- [WRITTEN INSTRUCTION]: In the data, extract each line that holds the string "meat".

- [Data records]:
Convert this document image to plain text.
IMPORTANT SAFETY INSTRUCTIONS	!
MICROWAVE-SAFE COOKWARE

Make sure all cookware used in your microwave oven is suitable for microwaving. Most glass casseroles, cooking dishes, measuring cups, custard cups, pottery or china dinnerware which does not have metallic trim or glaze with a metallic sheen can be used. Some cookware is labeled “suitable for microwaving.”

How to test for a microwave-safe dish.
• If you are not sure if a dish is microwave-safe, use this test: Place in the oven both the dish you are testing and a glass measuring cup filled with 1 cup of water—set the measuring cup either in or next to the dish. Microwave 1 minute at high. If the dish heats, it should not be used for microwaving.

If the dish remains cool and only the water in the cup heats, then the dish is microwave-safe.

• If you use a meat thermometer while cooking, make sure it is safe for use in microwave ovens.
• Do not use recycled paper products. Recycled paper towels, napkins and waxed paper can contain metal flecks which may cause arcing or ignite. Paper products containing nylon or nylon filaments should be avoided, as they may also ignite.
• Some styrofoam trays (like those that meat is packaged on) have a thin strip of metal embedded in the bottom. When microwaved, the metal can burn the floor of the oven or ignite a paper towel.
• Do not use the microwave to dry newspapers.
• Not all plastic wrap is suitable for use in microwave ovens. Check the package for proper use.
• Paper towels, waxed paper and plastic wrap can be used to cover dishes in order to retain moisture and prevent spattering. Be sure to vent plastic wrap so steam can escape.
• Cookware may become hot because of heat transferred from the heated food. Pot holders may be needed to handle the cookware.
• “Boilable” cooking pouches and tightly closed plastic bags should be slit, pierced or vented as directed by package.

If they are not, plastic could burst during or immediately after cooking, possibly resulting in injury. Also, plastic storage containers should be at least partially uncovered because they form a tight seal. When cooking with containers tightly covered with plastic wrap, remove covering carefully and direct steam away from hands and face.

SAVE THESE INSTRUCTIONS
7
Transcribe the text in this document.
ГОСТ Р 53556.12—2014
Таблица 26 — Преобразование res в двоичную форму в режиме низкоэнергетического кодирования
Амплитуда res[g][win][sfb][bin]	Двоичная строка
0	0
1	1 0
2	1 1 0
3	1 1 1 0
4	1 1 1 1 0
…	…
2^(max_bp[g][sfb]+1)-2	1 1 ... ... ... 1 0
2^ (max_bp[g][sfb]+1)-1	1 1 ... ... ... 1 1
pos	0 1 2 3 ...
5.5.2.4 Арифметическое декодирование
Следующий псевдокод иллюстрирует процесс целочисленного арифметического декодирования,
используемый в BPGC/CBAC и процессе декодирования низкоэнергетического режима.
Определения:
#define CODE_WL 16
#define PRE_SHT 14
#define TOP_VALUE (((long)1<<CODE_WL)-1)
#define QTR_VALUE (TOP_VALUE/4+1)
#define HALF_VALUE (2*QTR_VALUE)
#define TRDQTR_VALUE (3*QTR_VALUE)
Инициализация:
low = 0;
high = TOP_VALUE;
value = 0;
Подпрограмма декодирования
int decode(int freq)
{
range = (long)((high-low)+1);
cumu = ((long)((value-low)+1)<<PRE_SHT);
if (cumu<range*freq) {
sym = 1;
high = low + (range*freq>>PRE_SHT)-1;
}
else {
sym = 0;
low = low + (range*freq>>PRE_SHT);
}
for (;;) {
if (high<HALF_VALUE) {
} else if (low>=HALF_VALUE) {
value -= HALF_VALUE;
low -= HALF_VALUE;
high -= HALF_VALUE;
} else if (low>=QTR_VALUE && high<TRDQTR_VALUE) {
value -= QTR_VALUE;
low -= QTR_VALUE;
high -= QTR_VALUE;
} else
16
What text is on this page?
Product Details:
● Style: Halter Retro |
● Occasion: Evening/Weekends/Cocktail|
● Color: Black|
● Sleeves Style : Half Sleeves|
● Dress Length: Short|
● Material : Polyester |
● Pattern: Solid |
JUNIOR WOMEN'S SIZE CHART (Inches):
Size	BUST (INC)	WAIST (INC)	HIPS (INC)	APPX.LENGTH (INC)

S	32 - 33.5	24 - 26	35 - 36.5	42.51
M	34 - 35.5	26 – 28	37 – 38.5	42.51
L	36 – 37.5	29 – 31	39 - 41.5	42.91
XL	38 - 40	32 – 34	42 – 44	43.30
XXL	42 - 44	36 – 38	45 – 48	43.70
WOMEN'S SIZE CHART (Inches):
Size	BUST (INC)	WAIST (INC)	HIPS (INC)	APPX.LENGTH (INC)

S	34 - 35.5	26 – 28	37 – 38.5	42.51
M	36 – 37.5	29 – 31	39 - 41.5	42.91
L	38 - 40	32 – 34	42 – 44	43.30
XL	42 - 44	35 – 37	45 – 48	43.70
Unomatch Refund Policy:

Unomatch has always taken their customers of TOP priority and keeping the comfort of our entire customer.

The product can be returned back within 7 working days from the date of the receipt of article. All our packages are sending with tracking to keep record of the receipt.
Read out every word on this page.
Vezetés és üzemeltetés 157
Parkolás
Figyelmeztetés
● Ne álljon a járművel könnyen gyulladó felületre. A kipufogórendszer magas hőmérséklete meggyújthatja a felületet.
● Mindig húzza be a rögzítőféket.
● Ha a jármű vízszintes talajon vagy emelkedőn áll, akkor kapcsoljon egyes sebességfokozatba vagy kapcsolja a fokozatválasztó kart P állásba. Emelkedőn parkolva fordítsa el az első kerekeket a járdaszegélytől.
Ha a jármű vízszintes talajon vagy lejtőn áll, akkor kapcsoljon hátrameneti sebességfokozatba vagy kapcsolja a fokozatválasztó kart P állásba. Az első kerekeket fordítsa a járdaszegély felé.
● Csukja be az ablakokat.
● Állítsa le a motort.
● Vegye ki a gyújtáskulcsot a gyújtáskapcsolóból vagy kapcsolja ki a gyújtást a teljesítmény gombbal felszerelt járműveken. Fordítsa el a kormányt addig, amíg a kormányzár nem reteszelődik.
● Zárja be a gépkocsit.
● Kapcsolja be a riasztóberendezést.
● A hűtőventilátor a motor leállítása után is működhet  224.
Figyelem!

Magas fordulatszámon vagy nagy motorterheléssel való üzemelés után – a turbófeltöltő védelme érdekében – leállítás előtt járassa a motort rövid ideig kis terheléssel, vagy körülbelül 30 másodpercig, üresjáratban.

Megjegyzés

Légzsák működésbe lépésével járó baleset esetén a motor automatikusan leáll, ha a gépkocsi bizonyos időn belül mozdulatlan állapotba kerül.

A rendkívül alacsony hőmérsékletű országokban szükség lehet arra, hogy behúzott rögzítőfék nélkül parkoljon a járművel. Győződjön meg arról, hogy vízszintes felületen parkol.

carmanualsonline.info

- [FINAL RESULT]:
• If you use a meat thermometer while cooking, make sure it is safe for use in microwave ovens.
• Some styrofoam trays (like those that meat is packaged on) have a thin strip of metal embedded in the bottom. When microwaved, the metal can burn the floor of the oven or ignite a paper towel.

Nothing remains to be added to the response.